• [EXERCISE INPUT]:
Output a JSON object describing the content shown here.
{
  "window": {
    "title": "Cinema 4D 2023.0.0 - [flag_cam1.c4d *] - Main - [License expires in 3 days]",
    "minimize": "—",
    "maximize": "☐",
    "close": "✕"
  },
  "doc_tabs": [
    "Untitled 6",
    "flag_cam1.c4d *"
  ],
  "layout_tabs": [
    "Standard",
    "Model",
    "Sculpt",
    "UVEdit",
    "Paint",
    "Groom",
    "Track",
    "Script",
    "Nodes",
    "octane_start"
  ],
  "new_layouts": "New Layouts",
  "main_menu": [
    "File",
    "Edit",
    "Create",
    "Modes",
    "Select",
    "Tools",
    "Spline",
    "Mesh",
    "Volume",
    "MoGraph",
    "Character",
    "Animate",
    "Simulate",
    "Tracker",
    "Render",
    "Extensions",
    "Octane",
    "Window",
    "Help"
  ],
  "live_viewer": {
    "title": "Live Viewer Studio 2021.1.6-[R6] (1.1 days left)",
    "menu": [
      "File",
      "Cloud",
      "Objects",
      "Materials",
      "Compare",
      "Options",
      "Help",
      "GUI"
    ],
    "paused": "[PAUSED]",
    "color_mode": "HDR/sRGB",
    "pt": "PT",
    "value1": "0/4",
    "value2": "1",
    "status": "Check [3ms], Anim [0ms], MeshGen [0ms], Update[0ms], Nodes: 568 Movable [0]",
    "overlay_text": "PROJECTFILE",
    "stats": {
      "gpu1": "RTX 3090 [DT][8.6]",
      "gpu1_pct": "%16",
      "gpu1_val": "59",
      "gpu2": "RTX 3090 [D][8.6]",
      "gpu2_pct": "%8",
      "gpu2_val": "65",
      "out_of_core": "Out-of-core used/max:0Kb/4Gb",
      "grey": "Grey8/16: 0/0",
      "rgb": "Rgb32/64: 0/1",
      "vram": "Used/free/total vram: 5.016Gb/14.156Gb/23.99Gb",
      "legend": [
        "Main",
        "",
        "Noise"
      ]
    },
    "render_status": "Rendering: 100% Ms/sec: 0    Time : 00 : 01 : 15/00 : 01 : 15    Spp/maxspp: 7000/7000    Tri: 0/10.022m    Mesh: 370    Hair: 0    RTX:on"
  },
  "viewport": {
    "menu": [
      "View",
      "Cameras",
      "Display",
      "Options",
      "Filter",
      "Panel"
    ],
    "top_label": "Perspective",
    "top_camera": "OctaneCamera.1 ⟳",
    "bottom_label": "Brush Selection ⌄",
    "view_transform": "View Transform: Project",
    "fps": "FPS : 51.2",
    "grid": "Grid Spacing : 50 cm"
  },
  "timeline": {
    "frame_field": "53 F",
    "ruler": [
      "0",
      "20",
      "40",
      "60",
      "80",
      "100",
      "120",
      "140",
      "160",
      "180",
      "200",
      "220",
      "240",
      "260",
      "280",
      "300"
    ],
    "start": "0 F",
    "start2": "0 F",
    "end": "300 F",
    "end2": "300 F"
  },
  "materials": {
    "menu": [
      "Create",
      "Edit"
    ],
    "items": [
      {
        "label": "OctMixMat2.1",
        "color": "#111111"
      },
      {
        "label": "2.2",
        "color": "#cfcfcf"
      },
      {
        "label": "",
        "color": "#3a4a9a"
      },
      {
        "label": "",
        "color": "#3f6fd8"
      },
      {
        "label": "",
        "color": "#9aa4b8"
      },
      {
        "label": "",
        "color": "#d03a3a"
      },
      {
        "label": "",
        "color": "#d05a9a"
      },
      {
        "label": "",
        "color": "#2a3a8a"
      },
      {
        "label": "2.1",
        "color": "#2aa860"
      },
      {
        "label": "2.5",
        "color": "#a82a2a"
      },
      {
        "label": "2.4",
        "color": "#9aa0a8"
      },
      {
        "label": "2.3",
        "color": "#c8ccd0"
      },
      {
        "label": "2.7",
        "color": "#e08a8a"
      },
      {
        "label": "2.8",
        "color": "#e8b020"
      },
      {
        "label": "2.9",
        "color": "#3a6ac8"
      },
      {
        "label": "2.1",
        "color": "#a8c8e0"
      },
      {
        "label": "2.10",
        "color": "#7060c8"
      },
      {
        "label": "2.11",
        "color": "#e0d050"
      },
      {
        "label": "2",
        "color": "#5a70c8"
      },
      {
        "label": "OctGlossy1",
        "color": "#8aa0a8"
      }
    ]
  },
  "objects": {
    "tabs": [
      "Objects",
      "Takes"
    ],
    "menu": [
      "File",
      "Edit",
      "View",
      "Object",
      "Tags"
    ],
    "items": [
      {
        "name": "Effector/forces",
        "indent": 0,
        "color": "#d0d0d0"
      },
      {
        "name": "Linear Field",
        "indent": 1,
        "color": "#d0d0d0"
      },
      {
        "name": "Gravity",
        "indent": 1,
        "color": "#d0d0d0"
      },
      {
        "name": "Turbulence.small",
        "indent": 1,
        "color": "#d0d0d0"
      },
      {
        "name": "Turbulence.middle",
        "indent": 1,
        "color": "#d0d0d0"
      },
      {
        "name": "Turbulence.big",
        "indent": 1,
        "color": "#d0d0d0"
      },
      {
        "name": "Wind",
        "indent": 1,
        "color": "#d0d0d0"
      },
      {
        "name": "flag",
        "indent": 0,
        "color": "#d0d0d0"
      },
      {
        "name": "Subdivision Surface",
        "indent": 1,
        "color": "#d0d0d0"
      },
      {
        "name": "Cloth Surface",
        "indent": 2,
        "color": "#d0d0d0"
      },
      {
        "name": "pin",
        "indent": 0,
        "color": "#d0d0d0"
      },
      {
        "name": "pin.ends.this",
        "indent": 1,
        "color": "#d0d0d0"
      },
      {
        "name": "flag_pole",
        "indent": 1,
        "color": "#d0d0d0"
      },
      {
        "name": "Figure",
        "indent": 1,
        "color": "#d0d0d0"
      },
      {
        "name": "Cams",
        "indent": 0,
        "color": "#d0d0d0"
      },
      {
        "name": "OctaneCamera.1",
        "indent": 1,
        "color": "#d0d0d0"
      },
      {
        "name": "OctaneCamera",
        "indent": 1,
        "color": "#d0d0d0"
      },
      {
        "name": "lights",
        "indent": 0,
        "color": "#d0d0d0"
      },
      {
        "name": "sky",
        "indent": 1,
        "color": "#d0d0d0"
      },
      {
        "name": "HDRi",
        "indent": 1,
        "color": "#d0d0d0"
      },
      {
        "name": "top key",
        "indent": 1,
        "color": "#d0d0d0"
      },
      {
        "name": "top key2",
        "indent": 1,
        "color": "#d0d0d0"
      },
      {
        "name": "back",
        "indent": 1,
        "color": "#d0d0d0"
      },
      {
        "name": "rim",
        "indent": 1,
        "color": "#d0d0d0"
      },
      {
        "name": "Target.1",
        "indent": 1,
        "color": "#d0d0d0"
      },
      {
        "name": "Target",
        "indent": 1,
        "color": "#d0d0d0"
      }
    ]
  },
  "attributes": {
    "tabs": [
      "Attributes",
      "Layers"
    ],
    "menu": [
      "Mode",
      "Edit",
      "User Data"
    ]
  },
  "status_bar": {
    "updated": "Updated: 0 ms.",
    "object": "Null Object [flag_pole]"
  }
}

• [WRITTEN EXERCISE]: State how many lines of the records above contain the word "Nodes", giving only that number.

• [WRITTEN RESPONSE]: 2